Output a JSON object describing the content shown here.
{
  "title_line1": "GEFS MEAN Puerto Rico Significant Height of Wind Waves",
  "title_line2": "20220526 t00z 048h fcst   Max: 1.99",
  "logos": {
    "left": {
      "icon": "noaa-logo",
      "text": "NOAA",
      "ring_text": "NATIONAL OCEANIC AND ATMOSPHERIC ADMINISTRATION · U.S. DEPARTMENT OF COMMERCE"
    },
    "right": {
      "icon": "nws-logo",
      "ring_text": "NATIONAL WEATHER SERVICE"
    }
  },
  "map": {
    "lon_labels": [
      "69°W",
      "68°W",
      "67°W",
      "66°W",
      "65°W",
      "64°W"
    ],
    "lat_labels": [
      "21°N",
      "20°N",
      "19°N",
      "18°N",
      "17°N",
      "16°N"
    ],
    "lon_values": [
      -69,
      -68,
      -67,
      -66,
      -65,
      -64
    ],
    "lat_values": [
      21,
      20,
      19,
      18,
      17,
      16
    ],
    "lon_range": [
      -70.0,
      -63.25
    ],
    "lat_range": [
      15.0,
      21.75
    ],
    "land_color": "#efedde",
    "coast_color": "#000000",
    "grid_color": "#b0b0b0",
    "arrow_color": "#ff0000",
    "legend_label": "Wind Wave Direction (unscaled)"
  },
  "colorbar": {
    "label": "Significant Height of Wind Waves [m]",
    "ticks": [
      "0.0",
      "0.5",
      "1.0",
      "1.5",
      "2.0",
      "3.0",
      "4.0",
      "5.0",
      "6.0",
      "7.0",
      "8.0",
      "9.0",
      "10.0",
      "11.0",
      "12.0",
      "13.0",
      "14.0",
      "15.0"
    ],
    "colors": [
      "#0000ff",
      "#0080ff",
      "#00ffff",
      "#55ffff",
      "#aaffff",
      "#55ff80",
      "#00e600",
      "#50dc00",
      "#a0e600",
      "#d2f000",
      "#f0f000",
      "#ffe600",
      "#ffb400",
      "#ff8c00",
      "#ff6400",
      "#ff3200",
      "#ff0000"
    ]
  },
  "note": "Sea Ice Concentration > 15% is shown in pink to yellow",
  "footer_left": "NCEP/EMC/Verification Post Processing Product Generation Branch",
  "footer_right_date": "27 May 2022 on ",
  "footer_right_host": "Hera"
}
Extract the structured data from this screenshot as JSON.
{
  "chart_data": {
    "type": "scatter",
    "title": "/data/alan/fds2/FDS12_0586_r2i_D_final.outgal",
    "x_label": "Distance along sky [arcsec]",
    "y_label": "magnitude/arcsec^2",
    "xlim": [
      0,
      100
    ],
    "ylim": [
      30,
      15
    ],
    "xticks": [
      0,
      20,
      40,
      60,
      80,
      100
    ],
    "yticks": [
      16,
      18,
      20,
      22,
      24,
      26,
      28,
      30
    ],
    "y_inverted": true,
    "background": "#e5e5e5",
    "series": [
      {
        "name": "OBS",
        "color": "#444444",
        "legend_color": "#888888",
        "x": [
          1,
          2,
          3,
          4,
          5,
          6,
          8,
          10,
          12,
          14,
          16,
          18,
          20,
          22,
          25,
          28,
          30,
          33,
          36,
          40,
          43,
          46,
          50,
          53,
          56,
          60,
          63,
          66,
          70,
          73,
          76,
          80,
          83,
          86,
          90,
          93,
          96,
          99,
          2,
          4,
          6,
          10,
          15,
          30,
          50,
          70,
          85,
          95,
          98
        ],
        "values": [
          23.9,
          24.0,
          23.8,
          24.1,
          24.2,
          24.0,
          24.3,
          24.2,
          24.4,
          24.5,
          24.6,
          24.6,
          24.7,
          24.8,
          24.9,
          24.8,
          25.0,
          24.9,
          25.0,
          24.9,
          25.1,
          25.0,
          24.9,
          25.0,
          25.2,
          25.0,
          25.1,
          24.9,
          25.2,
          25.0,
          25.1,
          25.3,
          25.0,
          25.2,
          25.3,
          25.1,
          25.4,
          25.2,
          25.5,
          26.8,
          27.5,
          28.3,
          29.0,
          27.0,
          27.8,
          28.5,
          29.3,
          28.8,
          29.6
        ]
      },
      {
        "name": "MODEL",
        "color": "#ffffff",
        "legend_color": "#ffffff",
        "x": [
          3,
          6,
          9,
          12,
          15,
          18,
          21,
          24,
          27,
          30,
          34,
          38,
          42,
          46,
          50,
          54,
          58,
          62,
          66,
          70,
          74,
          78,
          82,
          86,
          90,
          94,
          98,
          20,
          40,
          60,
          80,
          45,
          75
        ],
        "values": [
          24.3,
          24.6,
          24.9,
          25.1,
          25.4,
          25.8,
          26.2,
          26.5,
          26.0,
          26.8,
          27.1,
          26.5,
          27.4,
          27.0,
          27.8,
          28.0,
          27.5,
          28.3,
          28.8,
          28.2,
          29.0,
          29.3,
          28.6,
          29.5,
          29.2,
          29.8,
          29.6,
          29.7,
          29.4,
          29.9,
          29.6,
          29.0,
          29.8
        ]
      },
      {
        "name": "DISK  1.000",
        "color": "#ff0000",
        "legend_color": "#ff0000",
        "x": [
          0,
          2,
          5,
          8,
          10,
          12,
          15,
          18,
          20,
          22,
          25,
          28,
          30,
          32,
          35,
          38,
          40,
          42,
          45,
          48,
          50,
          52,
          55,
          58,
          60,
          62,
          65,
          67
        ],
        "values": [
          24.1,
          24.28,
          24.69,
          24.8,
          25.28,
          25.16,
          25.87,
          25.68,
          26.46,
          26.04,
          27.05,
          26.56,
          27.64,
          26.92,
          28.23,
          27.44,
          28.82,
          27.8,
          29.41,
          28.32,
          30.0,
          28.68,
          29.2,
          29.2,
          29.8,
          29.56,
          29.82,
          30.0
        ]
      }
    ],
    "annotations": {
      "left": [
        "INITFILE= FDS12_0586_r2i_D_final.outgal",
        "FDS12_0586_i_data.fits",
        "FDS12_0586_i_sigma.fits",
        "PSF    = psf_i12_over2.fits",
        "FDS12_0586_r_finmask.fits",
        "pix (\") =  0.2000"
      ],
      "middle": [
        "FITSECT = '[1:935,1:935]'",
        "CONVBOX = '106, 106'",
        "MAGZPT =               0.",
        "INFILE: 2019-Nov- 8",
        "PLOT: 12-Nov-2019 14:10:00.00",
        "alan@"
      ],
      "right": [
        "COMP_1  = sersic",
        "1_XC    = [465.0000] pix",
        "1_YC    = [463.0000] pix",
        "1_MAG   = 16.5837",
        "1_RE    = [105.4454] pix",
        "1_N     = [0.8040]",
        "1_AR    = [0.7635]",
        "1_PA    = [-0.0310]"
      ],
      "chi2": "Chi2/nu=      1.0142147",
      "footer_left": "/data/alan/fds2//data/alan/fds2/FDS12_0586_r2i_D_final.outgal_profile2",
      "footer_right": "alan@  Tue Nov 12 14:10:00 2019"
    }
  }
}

Exercise details. Copy every line exactly. Leave nothing out.

Solution.
Output a JSON object describing the content shown here.
{
  "title_line1": "GEFS MEAN Puerto Rico Significant Height of Wind Waves",
  "title_line2": "20220526 t00z 048h fcst   Max: 1.99",
  "logos": {
    "left": {
      "icon": "noaa-logo",
      "text": "NOAA",
      "ring_text": "NATIONAL OCEANIC AND ATMOSPHERIC ADMINISTRATION · U.S. DEPARTMENT OF COMMERCE"
    },
    "right": {
      "icon": "nws-logo",
      "ring_text": "NATIONAL WEATHER SERVICE"
    }
  },
  "map": {
    "lon_labels": [
      "69°W",
      "68°W",
      "67°W",
      "66°W",
      "65°W",
      "64°W"
    ],
    "lat_labels": [
      "21°N",
      "20°N",
      "19°N",
      "18°N",
      "17°N",
      "16°N"
    ],
    "lon_values": [
      -69,
      -68,
      -67,
      -66,
      -65,
      -64
    ],
    "lat_values": [
      21,
      20,
      19,
      18,
      17,
      16
    ],
    "lon_range": [
      -70.0,
      -63.25
    ],
    "lat_range": [
      15.0,
      21.75
    ],
    "land_color": "#efedde",
    "coast_color": "#000000",
    "grid_color": "#b0b0b0",
    "arrow_color": "#ff0000",
    "legend_label": "Wind Wave Direction (unscaled)"
  },
  "colorbar": {
    "label": "Significant Height of Wind Waves [m]",
    "ticks": [
      "0.0",
      "0.5",
      "1.0",
      "1.5",
      "2.0",
      "3.0",
      "4.0",
      "5.0",
      "6.0",
      "7.0",
      "8.0",
      "9.0",
      "10.0",
      "11.0",
      "12.0",
      "13.0",
      "14.0",
      "15.0"
    ],
    "colors": [
      "#0000ff",
      "#0080ff",
      "#00ffff",
      "#55ffff",
      "#aaffff",
      "#55ff80",
      "#00e600",
      "#50dc00",
      "#a0e600",
      "#d2f000",
      "#f0f000",
      "#ffe600",
      "#ffb400",
      "#ff8c00",
      "#ff6400",
      "#ff3200",
      "#ff0000"
    ]
  },
  "note": "Sea Ice Concentration > 15% is shown in pink to yellow",
  "footer_left": "NCEP/EMC/Verification Post Processing Product Generation Branch",
  "footer_right_date": "27 May 2022 on ",
  "footer_right_host": "Hera"
}
Extract the structured data from this screenshot as JSON.
{
  "chart_data": {
    "type": "scatter",
    "title": "/data/alan/fds2/FDS12_0586_r2i_D_final.outgal",
    "x_label": "Distance along sky [arcsec]",
    "y_label": "magnitude/arcsec^2",
    "xlim": [
      0,
      100
    ],
    "ylim": [
      30,
      15
    ],
    "xticks": [
      0,
      20,
      40,
      60,
      80,
      100
    ],
    "yticks": [
      16,
      18,
      20,
      22,
      24,
      26,
      28,
      30
    ],
    "y_inverted": true,
    "background": "#e5e5e5",
    "series": [
      {
        "name": "OBS",
        "color": "#444444",
        "legend_color": "#888888",
        "x": [
          1,
          2,
          3,
          4,
          5,
          6,
          8,
          10,
          12,
          14,
          16,
          18,
          20,
          22,
          25,
          28,
          30,
          33,
          36,
          40,
          43,
          46,
          50,
          53,
          56,
          60,
          63,
          66,
          70,
          73,
          76,
          80,
          83,
          86,
          90,
          93,
          96,
          99,
          2,
          4,
          6,
          10,
          15,
          30,
          50,
          70,
          85,
          95,
          98
        ],
        "values": [
          23.9,
          24.0,
          23.8,
          24.1,
          24.2,
          24.0,
          24.3,
          24.2,
          24.4,
          24.5,
          24.6,
          24.6,
          24.7,
          24.8,
          24.9,
          24.8,
          25.0,
          24.9,
          25.0,
          24.9,
          25.1,
          25.0,
          24.9,
          25.0,
          25.2,
          25.0,
          25.1,
          24.9,
          25.2,
          25.0,
          25.1,
          25.3,
          25.0,
          25.2,
          25.3,
          25.1,
          25.4,
          25.2,
          25.5,
          26.8,
          27.5,
          28.3,
          29.0,
          27.0,
          27.8,
          28.5,
          29.3,
          28.8,
          29.6
        ]
      },
      {
        "name": "MODEL",
        "color": "#ffffff",
        "legend_color": "#ffffff",
        "x": [
          3,
          6,
          9,
          12,
          15,
          18,
          21,
          24,
          27,
          30,
          34,
          38,
          42,
          46,
          50,
          54,
          58,
          62,
          66,
          70,
          74,
          78,
          82,
          86,
          90,
          94,
          98,
          20,
          40,
          60,
          80,
          45,
          75
        ],
        "values": [
          24.3,
          24.6,
          24.9,
          25.1,
          25.4,
          25.8,
          26.2,
          26.5,
          26.0,
          26.8,
          27.1,
          26.5,
          27.4,
          27.0,
          27.8,
          28.0,
          27.5,
          28.3,
          28.8,
          28.2,
          29.0,
          29.3,
          28.6,
          29.5,
          29.2,
          29.8,
          29.6,
          29.7,
          29.4,
          29.9,
          29.6,
          29.0,
          29.8
        ]
      },
      {
        "name": "DISK  1.000",
        "color": "#ff0000",
        "legend_color": "#ff0000",
        "x": [
          0,
          2,
          5,
          8,
          10,
          12,
          15,
          18,
          20,
          22,
          25,
          28,
          30,
          32,
          35,
          38,
          40,
          42,
          45,
          48,
          50,
          52,
          55,
          58,
          60,
          62,
          65,
          67
        ],
        "values": [
          24.1,
          24.28,
          24.69,
          24.8,
          25.28,
          25.16,
          25.87,
          25.68,
          26.46,
          26.04,
          27.05,
          26.56,
          27.64,
          26.92,
          28.23,
          27.44,
          28.82,
          27.8,
          29.41,
          28.32,
          30.0,
          28.68,
          29.2,
          29.2,
          29.8,
          29.56,
          29.82,
          30.0
        ]
      }
    ],
    "annotations": {
      "left": [
        "INITFILE= FDS12_0586_r2i_D_final.outgal",
        "FDS12_0586_i_data.fits",
        "FDS12_0586_i_sigma.fits",
        "PSF    = psf_i12_over2.fits",
        "FDS12_0586_r_finmask.fits",
        "pix (\") =  0.2000"
      ],
      "middle": [
        "FITSECT = '[1:935,1:935]'",
        "CONVBOX = '106, 106'",
        "MAGZPT =               0.",
        "INFILE: 2019-Nov- 8",
        "PLOT: 12-Nov-2019 14:10:00.00",
        "alan@"
      ],
      "right": [
        "COMP_1  = sersic",
        "1_XC    = [465.0000] pix",
        "1_YC    = [463.0000] pix",
        "1_MAG   = 16.5837",
        "1_RE    = [105.4454] pix",
        "1_N     = [0.8040]",
        "1_AR    = [0.7635]",
        "1_PA    = [-0.0310]"
      ],
      "chi2": "Chi2/nu=      1.0142147",
      "footer_left": "/data/alan/fds2//data/alan/fds2/FDS12_0586_r2i_D_final.outgal_profile2",
      "footer_right": "alan@  Tue Nov 12 14:10:00 2019"
    }
  }
}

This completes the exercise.